─── Text excerpt ───

Highly recommended. The author of the program hangs out on HN sometimes too.
Another Cloak user here - I was able to stream Netflix on my flight this week due to running it through their proxy. No infrastructure to run, and fully integrated with OS X's wifi selector. It runs on multiple cloud platforms to boot, so if someone is blocking EC2 you might have better luck.
Nifty trick, but some services kill ssh on port 443, and I guess they do so by limiting connection lifetime. In these cases, I find GNU httptunnel very useful.
This is interesting but incomplete. It may not survive to deep packet inspection or rate limiting. Even worse - your only S3 machine could get blacklisted, and I don't see why operators wouldn't share blacklist the way it's done to fight spam.
So my suggestion is to have multiple alternatives instead, as in lines of defense.
First, a simple SSH server also running a socks and a http proxy is useful. Easy to reach and configure - some browser work better with http proxy (or was it sock? Opera only supports one but I can't remember which at the moment)
In the second line, you want to run the SSH server on a nonstandard port as the author does. I suggest multiplexing the port : simply run SSLH on both port 80 and 443, with the patch published on http://rutschle.net/pipermail/sslh/2012-April/000202.html
But that will not look like a standard SSL connection. Even worse, if you use your own certificate - operators could deny all self-signed certificates.

─── Dataset content ───

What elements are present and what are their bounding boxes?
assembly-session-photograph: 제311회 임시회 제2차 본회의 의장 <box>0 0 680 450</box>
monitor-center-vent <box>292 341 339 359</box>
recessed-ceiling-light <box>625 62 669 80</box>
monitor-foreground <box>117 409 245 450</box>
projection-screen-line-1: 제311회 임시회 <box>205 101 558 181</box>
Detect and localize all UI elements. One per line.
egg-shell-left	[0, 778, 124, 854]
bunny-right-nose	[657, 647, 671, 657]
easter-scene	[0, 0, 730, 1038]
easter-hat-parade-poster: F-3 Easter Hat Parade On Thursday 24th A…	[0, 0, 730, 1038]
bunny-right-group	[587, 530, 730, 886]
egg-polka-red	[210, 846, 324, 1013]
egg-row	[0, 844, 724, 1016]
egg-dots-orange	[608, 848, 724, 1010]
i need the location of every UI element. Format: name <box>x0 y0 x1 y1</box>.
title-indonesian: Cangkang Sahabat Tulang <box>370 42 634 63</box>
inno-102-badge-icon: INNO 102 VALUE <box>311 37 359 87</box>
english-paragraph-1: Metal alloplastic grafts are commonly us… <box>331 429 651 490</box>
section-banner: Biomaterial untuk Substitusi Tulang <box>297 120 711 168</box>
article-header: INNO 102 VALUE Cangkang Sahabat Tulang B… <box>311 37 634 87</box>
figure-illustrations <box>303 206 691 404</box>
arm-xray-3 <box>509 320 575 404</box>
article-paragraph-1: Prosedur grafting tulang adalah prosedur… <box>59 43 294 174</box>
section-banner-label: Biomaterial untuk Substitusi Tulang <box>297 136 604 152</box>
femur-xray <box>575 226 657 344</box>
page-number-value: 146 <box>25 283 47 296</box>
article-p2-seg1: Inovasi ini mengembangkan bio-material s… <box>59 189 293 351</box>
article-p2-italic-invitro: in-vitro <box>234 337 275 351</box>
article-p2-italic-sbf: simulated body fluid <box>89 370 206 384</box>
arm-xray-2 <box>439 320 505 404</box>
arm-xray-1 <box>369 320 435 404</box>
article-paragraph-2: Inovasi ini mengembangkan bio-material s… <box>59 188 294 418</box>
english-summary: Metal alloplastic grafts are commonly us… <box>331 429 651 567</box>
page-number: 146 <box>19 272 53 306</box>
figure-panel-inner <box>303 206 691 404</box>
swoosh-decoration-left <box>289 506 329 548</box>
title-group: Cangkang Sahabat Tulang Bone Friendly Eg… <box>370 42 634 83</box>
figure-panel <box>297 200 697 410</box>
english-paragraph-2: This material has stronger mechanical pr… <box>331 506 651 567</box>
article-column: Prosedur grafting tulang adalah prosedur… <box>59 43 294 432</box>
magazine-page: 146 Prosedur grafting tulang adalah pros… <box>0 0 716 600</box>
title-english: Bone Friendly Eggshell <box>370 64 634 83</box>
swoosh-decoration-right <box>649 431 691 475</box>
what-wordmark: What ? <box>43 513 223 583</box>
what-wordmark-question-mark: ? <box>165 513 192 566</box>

───

◆ Problem to solve
Extend the forum comments about getting past network blocks with SSH tunnels and proxies, starting right after their final sentence. You won't need the lines to do this.

◆ Result of this exercise
So get stunnel running on port 443 with a "usual" certificate instead, and pass the traffic on port 80 where you'll be happy to have SSLH or whatever you prefer - like Openvpn which can do port sharing or which can be put "behind" stunnel and sslh, so that you will use a standard 443 port, and do a genuine SSL connection on that port. Much better. Have some fun with burst.net - they offer you 2 IP for like $7/month : you can do some routing and give the 2nd IP address to your laptop on the other end of the tunnel. Now that is freedom :-) Every port will be opened in both ways :-)
Still, I do not believe anything of that will be enough to resist to statistical analysis. I've seen interesting tools, but if I down to that I'd better use a standard DNS tunnel (iodine, dns2tcp, ntsx, whatever).
Once again, multiplexing port 53 could be good to have them on different subdomains (you never know which tool you'll have on hand, or can easily recompile on the go) or to run a standard DNS server too (named, maradns, ...).
It will be a good idea to "rate limit" one of them because having too much traffic flow on port 53 to a given IP is something that stands out. (And I have seen DNS tunnels broken by a simple rate limit rule)
I found something interesting to multiplex DNS request in C, which name I don't remember at the moment. If anyone is interested I can dig that up.
Finally, deploy all that setup on at least 2 machines, using different domains and different subnet so that if one of your "lines of defenses" goes down (ie get blacklisted) you can safely move to the next one.
Total time it takes : 2 hours, then you'll always have a way out of a locked connection.
The need for "defense" implies an adversarial game with an opponent. I'm betting that the people who set up this security policy did it out of negligence rather than actively looking at port 22 and deciding not to allow it.
You could identify it as ssh vs SSL because they have different unencrypted headers. So systems which check that you are speaking SSL on port 443 would block ssh.
With HTTPS you get a handshake Client Hello packet sent in the clear, which has a TLS version identifier and a plaintext session ID among other things. With SSH2, you get a literal "SSH-2.0" as part of the protocol identifier which appears before the key exchange.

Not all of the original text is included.